** LISTED RECORDS **
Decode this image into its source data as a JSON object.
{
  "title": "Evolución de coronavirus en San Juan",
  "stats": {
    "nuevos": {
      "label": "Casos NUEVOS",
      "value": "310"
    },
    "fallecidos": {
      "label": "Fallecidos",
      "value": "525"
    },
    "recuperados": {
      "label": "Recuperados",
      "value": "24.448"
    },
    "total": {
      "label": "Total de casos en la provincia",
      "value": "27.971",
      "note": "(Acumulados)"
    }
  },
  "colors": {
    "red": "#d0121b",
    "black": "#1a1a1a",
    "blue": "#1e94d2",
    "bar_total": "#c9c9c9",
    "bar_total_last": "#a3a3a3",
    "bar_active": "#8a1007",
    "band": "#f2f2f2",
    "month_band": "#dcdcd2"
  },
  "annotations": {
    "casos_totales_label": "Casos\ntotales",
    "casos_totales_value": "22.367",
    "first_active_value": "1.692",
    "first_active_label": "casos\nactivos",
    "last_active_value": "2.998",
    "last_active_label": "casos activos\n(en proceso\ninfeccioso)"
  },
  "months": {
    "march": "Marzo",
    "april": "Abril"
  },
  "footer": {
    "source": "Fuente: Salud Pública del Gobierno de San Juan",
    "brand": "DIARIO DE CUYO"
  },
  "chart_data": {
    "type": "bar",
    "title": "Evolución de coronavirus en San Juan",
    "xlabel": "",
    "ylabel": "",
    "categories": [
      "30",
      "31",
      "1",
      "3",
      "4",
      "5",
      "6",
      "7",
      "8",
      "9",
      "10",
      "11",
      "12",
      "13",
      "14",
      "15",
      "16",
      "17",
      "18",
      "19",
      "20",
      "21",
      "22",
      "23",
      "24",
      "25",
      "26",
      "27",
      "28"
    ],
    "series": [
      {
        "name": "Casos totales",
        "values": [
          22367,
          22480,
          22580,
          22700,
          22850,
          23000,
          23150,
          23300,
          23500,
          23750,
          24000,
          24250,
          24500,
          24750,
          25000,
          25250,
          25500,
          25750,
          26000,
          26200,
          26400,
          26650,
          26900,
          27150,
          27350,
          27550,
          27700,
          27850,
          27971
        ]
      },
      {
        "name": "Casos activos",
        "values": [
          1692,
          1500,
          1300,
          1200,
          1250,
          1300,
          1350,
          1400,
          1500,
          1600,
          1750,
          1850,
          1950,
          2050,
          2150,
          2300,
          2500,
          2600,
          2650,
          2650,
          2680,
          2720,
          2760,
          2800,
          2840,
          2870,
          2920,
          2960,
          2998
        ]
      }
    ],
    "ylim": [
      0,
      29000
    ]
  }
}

** WHAT TO PRODUCE **
Among the records above, which lines hold the word "name"? Copy each one.

** SOLVED PROBLEM **
        "name": "Casos totales",
        "name": "Casos activos",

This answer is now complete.